## begin MATERIAL SHOWN

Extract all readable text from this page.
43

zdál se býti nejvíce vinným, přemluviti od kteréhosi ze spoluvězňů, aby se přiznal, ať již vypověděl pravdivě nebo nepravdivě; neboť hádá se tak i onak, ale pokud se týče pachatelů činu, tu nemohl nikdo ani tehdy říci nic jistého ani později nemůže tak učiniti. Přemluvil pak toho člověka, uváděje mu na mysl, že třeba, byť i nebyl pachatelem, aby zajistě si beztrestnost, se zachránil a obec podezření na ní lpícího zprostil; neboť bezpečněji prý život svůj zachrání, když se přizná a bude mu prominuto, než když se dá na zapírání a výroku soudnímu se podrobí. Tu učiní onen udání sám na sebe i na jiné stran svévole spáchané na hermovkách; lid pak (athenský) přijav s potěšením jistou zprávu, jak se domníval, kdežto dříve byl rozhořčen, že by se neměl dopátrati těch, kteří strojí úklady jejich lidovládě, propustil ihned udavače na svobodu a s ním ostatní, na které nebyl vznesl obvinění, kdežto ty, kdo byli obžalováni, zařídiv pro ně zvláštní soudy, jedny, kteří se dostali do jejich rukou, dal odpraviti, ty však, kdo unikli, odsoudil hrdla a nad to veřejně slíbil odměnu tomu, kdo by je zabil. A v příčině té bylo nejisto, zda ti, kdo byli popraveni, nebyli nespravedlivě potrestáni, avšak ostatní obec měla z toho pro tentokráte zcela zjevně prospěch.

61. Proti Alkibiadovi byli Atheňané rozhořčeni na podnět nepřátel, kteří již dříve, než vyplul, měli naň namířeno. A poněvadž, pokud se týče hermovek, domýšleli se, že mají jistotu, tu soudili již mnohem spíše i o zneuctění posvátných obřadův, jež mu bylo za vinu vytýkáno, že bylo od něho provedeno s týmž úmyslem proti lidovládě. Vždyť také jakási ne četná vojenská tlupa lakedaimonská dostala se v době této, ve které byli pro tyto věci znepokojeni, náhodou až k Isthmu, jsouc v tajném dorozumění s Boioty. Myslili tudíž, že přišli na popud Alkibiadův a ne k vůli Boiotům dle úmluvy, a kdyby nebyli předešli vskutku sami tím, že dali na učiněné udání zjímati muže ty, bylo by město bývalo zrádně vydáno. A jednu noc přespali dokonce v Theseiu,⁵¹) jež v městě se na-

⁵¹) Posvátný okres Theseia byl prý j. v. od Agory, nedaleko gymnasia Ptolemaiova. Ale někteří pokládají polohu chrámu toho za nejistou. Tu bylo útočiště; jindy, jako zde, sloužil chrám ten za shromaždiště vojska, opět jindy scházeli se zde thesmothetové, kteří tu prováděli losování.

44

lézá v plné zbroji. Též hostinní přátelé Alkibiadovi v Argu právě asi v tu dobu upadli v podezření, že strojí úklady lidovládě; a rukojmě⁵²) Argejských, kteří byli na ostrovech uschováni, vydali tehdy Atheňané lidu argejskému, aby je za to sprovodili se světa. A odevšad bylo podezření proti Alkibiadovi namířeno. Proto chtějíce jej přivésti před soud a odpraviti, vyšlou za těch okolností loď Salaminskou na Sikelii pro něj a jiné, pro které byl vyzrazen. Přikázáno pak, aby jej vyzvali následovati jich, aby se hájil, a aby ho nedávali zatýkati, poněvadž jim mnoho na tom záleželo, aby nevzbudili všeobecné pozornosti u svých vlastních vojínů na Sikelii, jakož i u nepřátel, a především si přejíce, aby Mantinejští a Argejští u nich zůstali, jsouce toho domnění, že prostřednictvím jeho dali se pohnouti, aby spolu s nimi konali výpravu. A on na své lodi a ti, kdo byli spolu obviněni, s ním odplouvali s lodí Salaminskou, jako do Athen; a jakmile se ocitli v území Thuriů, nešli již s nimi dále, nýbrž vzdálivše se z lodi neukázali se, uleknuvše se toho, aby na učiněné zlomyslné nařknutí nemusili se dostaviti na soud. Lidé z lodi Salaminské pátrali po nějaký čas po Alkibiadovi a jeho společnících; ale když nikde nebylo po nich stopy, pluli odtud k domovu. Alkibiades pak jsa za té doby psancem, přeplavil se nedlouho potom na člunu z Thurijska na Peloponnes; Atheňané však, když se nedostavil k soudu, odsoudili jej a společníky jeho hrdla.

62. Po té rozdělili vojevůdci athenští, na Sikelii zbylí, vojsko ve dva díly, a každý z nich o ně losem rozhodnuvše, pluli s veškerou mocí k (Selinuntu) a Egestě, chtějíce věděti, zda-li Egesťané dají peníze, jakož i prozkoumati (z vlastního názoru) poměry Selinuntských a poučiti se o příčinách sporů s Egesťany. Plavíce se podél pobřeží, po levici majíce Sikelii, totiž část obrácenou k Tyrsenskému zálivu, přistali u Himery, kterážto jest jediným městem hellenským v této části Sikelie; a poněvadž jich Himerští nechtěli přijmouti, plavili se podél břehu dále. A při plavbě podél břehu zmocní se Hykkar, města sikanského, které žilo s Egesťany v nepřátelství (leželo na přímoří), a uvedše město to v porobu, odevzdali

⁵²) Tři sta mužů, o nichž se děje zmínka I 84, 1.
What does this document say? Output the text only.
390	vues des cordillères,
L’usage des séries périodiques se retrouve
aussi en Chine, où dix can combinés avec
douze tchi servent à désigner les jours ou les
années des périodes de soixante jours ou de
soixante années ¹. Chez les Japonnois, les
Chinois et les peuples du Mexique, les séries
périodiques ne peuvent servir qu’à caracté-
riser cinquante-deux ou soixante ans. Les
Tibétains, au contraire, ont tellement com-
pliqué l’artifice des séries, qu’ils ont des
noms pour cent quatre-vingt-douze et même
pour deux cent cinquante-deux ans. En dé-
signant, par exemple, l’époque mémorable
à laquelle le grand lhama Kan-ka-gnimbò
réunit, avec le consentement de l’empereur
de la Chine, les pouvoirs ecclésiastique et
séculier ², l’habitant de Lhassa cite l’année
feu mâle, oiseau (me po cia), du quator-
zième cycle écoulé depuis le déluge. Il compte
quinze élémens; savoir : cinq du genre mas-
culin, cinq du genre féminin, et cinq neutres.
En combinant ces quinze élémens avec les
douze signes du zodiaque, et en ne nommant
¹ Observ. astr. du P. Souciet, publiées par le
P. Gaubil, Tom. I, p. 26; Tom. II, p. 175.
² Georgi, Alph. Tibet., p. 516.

## end MATERIAL SHOWN

Copy every line exactly. Leave nothing out.

Extract all readable text from this page.
43

zdál se býti nejvíce vinným, přemluviti od kteréhosi ze spoluvězňů, aby se přiznal, ať již vypověděl pravdivě nebo nepravdivě; neboť hádá se tak i onak, ale pokud se týče pachatelů činu, tu nemohl nikdo ani tehdy říci nic jistého ani později nemůže tak učiniti. Přemluvil pak toho člověka, uváděje mu na mysl, že třeba, byť i nebyl pachatelem, aby zajistě si beztrestnost, se zachránil a obec podezření na ní lpícího zprostil; neboť bezpečněji prý život svůj zachrání, když se přizná a bude mu prominuto, než když se dá na zapírání a výroku soudnímu se podrobí. Tu učiní onen udání sám na sebe i na jiné stran svévole spáchané na hermovkách; lid pak (athenský) přijav s potěšením jistou zprávu, jak se domníval, kdežto dříve byl rozhořčen, že by se neměl dopátrati těch, kteří strojí úklady jejich lidovládě, propustil ihned udavače na svobodu a s ním ostatní, na které nebyl vznesl obvinění, kdežto ty, kdo byli obžalováni, zařídiv pro ně zvláštní soudy, jedny, kteří se dostali do jejich rukou, dal odpraviti, ty však, kdo unikli, odsoudil hrdla a nad to veřejně slíbil odměnu tomu, kdo by je zabil. A v příčině té bylo nejisto, zda ti, kdo byli popraveni, nebyli nespravedlivě potrestáni, avšak ostatní obec měla z toho pro tentokráte zcela zjevně prospěch.

61. Proti Alkibiadovi byli Atheňané rozhořčeni na podnět nepřátel, kteří již dříve, než vyplul, měli naň namířeno. A poněvadž, pokud se týče hermovek, domýšleli se, že mají jistotu, tu soudili již mnohem spíše i o zneuctění posvátných obřadův, jež mu bylo za vinu vytýkáno, že bylo od něho provedeno s týmž úmyslem proti lidovládě. Vždyť také jakási ne četná vojenská tlupa lakedaimonská dostala se v době této, ve které byli pro tyto věci znepokojeni, náhodou až k Isthmu, jsouc v tajném dorozumění s Boioty. Myslili tudíž, že přišli na popud Alkibiadův a ne k vůli Boiotům dle úmluvy, a kdyby nebyli předešli vskutku sami tím, že dali na učiněné udání zjímati muže ty, bylo by město bývalo zrádně vydáno. A jednu noc přespali dokonce v Theseiu,⁵¹) jež v městě se na-

⁵¹) Posvátný okres Theseia byl prý j. v. od Agory, nedaleko gymnasia Ptolemaiova. Ale někteří pokládají polohu chrámu toho za nejistou. Tu bylo útočiště; jindy, jako zde, sloužil chrám ten za shromaždiště vojska, opět jindy scházeli se zde thesmothetové, kteří tu prováděli losování.

44

lézá v plné zbroji. Též hostinní přátelé Alkibiadovi v Argu právě asi v tu dobu upadli v podezření, že strojí úklady lidovládě; a rukojmě⁵²) Argejských, kteří byli na ostrovech uschováni, vydali tehdy Atheňané lidu argejskému, aby je za to sprovodili se světa. A odevšad bylo podezření proti Alkibiadovi namířeno. Proto chtějíce jej přivésti před soud a odpraviti, vyšlou za těch okolností loď Salaminskou na Sikelii pro něj a jiné, pro které byl vyzrazen. Přikázáno pak, aby jej vyzvali následovati jich, aby se hájil, a aby ho nedávali zatýkati, poněvadž jim mnoho na tom záleželo, aby nevzbudili všeobecné pozornosti u svých vlastních vojínů na Sikelii, jakož i u nepřátel, a především si přejíce, aby Mantinejští a Argejští u nich zůstali, jsouce toho domnění, že prostřednictvím jeho dali se pohnouti, aby spolu s nimi konali výpravu. A on na své lodi a ti, kdo byli spolu obviněni, s ním odplouvali s lodí Salaminskou, jako do Athen; a jakmile se ocitli v území Thuriů, nešli již s nimi dále, nýbrž vzdálivše se z lodi neukázali se, uleknuvše se toho, aby na učiněné zlomyslné nařknutí nemusili se dostaviti na soud. Lidé z lodi Salaminské pátrali po nějaký čas po Alkibiadovi a jeho společnících; ale když nikde nebylo po nich stopy, pluli odtud k domovu. Alkibiades pak jsa za té doby psancem, přeplavil se nedlouho potom na člunu z Thurijska na Peloponnes; Atheňané však, když se nedostavil k soudu, odsoudili jej a společníky jeho hrdla.

62. Po té rozdělili vojevůdci athenští, na Sikelii zbylí, vojsko ve dva díly, a každý z nich o ně losem rozhodnuvše, pluli s veškerou mocí k (Selinuntu) a Egestě, chtějíce věděti, zda-li Egesťané dají peníze, jakož i prozkoumati (z vlastního názoru) poměry Selinuntských a poučiti se o příčinách sporů s Egesťany. Plavíce se podél pobřeží, po levici majíce Sikelii, totiž část obrácenou k Tyrsenskému zálivu, přistali u Himery, kterážto jest jediným městem hellenským v této části Sikelie; a poněvadž jich Himerští nechtěli přijmouti, plavili se podél břehu dále. A při plavbě podél břehu zmocní se Hykkar, města sikanského, které žilo s Egesťany v nepřátelství (leželo na přímoří), a uvedše město to v porobu, odevzdali

⁵²) Tři sta mužů, o nichž se děje zmínka I 84, 1.
What does this document say? Output the text only.
390	vues des cordillères,
L’usage des séries périodiques se retrouve
aussi en Chine, où dix can combinés avec
douze tchi servent à désigner les jours ou les
années des périodes de soixante jours ou de
soixante années ¹. Chez les Japonnois, les
Chinois et les peuples du Mexique, les séries
périodiques ne peuvent servir qu’à caracté-
riser cinquante-deux ou soixante ans. Les
Tibétains, au contraire, ont tellement com-
pliqué l’artifice des séries, qu’ils ont des
noms pour cent quatre-vingt-douze et même
pour deux cent cinquante-deux ans. En dé-
signant, par exemple, l’époque mémorable
à laquelle le grand lhama Kan-ka-gnimbò
réunit, avec le consentement de l’empereur
de la Chine, les pouvoirs ecclésiastique et
séculier ², l’habitant de Lhassa cite l’année
feu mâle, oiseau (me po cia), du quator-
zième cycle écoulé depuis le déluge. Il compte
quinze élémens; savoir : cinq du genre mas-
culin, cinq du genre féminin, et cinq neutres.
En combinant ces quinze élémens avec les
douze signes du zodiaque, et en ne nommant
¹ Observ. astr. du P. Souciet, publiées par le
P. Gaubil, Tom. I, p. 26; Tom. II, p. 175.
² Georgi, Alph. Tibet., p. 516.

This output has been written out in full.